>> Start

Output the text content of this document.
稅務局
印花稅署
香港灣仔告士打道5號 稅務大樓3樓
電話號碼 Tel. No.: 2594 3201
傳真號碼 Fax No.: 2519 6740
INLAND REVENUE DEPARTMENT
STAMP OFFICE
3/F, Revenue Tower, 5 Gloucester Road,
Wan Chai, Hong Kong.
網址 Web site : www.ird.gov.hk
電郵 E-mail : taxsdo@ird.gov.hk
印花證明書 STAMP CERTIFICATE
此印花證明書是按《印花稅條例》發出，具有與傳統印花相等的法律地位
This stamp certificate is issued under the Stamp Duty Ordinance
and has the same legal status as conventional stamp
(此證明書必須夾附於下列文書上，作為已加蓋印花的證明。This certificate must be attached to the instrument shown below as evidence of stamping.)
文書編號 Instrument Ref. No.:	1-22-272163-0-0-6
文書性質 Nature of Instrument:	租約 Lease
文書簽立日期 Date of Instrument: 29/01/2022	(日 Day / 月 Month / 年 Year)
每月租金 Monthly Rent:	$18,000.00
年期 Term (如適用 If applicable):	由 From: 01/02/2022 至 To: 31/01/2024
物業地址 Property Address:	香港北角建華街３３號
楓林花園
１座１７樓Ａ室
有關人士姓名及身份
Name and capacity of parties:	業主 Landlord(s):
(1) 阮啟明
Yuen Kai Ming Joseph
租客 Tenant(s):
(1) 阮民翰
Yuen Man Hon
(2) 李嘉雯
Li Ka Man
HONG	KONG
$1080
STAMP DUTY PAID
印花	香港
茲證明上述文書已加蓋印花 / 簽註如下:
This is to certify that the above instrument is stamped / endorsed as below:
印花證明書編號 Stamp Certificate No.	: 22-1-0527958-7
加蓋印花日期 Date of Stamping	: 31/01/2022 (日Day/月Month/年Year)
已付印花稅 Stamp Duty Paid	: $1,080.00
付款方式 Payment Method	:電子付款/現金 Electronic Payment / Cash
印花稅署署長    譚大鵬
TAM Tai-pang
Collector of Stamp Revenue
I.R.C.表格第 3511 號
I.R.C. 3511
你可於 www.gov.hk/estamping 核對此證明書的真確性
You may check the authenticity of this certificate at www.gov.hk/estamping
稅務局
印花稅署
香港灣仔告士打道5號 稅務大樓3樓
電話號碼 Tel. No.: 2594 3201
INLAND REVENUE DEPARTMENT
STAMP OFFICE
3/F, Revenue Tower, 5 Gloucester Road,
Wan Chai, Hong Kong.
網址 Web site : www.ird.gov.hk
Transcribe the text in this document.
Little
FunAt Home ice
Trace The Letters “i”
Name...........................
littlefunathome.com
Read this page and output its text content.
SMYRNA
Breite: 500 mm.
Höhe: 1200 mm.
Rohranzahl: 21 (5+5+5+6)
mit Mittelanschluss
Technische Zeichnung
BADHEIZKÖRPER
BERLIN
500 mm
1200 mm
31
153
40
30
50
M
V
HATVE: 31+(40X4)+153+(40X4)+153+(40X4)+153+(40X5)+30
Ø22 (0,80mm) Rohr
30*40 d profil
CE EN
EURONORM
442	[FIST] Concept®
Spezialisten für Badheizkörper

>> End

● **SET PROBLEM**
Repeat the data verbatim.

● **ANSWER TO THE PROBLEM**
Output the text content of this document.
稅務局
印花稅署
香港灣仔告士打道5號 稅務大樓3樓
電話號碼 Tel. No.: 2594 3201
傳真號碼 Fax No.: 2519 6740
INLAND REVENUE DEPARTMENT
STAMP OFFICE
3/F, Revenue Tower, 5 Gloucester Road,
Wan Chai, Hong Kong.
網址 Web site : www.ird.gov.hk
電郵 E-mail : taxsdo@ird.gov.hk
印花證明書 STAMP CERTIFICATE
此印花證明書是按《印花稅條例》發出，具有與傳統印花相等的法律地位
This stamp certificate is issued under the Stamp Duty Ordinance
and has the same legal status as conventional stamp
(此證明書必須夾附於下列文書上，作為已加蓋印花的證明。This certificate must be attached to the instrument shown below as evidence of stamping.)
文書編號 Instrument Ref. No.:	1-22-272163-0-0-6
文書性質 Nature of Instrument:	租約 Lease
文書簽立日期 Date of Instrument: 29/01/2022	(日 Day / 月 Month / 年 Year)
每月租金 Monthly Rent:	$18,000.00
年期 Term (如適用 If applicable):	由 From: 01/02/2022 至 To: 31/01/2024
物業地址 Property Address:	香港北角建華街３３號
楓林花園
１座１７樓Ａ室
有關人士姓名及身份
Name and capacity of parties:	業主 Landlord(s):
(1) 阮啟明
Yuen Kai Ming Joseph
租客 Tenant(s):
(1) 阮民翰
Yuen Man Hon
(2) 李嘉雯
Li Ka Man
HONG	KONG
$1080
STAMP DUTY PAID
印花	香港
茲證明上述文書已加蓋印花 / 簽註如下:
This is to certify that the above instrument is stamped / endorsed as below:
印花證明書編號 Stamp Certificate No.	: 22-1-0527958-7
加蓋印花日期 Date of Stamping	: 31/01/2022 (日Day/月Month/年Year)
已付印花稅 Stamp Duty Paid	: $1,080.00
付款方式 Payment Method	:電子付款/現金 Electronic Payment / Cash
印花稅署署長    譚大鵬
TAM Tai-pang
Collector of Stamp Revenue
I.R.C.表格第 3511 號
I.R.C. 3511
你可於 www.gov.hk/estamping 核對此證明書的真確性
You may check the authenticity of this certificate at www.gov.hk/estamping
稅務局
印花稅署
香港灣仔告士打道5號 稅務大樓3樓
電話號碼 Tel. No.: 2594 3201
INLAND REVENUE DEPARTMENT
STAMP OFFICE
3/F, Revenue Tower, 5 Gloucester Road,
Wan Chai, Hong Kong.
網址 Web site : www.ird.gov.hk
Transcribe the text in this document.
Little
FunAt Home ice
Trace The Letters “i”
Name...........................
littlefunathome.com
Read this page and output its text content.
SMYRNA
Breite: 500 mm.
Höhe: 1200 mm.
Rohranzahl: 21 (5+5+5+6)
mit Mittelanschluss
Technische Zeichnung
BADHEIZKÖRPER
BERLIN
500 mm
1200 mm
31
153
40
30
50
M
V
HATVE: 31+(40X4)+153+(40X4)+153+(40X4)+153+(40X5)+30
Ø22 (0,80mm) Rohr
30*40 d profil
CE EN
EURONORM
442	[FIST] Concept®
Spezialisten für Badheizkörper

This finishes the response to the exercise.